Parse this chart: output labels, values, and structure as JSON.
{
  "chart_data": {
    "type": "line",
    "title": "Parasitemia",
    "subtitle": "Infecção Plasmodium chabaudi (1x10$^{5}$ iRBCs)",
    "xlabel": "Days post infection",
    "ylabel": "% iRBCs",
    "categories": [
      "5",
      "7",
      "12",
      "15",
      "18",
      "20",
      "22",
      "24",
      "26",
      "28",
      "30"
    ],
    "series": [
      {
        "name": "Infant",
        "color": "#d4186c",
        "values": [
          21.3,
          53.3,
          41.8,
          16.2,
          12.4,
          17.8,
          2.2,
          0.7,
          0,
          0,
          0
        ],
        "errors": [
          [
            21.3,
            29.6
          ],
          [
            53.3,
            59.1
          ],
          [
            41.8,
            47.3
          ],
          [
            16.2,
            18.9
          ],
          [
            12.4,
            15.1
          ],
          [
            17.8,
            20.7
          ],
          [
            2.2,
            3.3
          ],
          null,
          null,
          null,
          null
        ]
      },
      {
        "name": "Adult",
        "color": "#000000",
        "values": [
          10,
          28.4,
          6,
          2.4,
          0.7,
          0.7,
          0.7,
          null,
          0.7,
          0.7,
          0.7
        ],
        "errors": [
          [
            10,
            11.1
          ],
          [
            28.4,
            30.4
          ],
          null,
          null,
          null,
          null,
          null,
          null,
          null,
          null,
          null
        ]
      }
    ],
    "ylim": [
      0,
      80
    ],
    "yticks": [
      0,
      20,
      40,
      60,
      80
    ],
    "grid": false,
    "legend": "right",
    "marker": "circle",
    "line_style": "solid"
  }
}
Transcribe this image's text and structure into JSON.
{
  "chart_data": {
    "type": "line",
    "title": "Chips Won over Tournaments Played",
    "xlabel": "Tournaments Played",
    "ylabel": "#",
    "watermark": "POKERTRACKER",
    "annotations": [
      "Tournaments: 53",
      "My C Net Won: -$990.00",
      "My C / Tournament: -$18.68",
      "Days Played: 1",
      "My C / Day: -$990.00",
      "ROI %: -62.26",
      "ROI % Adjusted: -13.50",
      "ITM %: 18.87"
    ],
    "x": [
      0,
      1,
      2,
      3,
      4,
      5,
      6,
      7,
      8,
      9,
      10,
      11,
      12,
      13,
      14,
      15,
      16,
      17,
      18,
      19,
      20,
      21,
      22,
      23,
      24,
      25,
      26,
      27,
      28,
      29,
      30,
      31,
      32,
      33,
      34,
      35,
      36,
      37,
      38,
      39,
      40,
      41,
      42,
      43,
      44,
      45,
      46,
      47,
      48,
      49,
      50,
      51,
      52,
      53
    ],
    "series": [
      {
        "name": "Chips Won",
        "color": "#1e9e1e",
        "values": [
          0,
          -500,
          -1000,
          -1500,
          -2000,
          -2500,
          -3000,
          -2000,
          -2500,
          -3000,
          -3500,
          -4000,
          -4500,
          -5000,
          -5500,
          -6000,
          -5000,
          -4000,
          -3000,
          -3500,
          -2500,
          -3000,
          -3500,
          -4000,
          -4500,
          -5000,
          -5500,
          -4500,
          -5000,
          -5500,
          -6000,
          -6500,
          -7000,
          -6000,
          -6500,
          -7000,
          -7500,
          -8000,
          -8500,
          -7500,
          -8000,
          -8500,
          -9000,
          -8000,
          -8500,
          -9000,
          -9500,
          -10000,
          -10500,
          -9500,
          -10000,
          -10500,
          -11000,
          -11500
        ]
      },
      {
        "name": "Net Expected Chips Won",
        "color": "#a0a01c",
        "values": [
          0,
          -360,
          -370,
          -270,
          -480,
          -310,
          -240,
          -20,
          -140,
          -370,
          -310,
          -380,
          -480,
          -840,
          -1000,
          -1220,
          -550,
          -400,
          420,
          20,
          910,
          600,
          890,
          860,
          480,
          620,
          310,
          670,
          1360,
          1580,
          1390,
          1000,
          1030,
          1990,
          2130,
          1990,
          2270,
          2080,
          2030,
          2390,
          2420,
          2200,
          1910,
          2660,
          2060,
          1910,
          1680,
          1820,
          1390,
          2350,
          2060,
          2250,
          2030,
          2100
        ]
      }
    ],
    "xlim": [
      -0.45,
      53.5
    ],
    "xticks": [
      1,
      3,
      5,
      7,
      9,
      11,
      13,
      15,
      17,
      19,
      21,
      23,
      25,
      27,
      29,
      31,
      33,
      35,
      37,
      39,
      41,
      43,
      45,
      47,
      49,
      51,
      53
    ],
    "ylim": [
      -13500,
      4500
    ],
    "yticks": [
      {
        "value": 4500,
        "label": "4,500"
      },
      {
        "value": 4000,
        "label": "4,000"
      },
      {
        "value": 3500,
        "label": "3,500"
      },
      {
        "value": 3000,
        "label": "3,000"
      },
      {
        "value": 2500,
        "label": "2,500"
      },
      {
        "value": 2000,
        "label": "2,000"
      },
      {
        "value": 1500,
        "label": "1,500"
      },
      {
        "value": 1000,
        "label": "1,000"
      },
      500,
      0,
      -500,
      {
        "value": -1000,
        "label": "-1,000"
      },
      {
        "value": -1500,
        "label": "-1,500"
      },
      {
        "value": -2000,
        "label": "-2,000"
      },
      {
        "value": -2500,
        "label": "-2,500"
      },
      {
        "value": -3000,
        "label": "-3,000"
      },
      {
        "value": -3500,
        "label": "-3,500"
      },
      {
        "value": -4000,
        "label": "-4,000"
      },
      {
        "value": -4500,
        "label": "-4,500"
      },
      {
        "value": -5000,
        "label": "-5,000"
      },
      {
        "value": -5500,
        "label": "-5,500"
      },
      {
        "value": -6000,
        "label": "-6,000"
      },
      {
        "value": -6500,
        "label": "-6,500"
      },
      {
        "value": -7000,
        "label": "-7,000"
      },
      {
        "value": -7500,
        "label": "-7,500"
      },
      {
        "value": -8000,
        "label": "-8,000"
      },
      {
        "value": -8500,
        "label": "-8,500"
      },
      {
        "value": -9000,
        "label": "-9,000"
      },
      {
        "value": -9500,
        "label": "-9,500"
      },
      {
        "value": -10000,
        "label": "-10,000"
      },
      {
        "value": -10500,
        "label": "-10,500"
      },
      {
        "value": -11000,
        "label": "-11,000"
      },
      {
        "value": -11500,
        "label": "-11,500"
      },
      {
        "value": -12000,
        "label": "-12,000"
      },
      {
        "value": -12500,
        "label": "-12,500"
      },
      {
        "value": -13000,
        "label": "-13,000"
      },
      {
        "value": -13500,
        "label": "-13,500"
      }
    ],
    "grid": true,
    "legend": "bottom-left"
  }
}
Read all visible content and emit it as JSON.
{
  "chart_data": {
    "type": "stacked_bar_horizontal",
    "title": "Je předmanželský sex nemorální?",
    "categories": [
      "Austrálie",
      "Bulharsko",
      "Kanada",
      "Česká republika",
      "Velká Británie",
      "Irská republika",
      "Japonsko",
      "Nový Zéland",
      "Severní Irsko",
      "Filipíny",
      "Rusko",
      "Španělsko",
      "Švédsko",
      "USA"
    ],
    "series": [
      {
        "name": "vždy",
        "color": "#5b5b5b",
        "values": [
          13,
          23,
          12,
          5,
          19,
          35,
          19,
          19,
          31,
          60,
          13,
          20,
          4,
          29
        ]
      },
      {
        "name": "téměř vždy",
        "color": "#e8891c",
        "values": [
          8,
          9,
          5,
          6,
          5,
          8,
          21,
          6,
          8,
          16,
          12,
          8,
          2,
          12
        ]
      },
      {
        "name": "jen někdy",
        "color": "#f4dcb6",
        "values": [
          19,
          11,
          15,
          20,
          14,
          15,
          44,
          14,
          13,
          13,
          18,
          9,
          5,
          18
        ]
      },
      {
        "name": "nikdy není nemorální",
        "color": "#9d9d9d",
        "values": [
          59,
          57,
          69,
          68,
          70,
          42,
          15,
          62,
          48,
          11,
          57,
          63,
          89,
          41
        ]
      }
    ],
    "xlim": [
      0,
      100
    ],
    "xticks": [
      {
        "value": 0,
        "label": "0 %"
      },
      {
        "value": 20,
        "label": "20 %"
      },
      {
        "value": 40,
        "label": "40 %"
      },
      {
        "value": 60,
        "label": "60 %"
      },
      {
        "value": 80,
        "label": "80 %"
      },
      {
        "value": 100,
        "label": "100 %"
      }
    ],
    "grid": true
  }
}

**What you need to do**
Pick out each line in the material containing "JSON".

**Answer for this exercise**
Parse this chart: output labels, values, and structure as JSON.
Transcribe this image's text and structure into JSON.
Read all visible content and emit it as JSON.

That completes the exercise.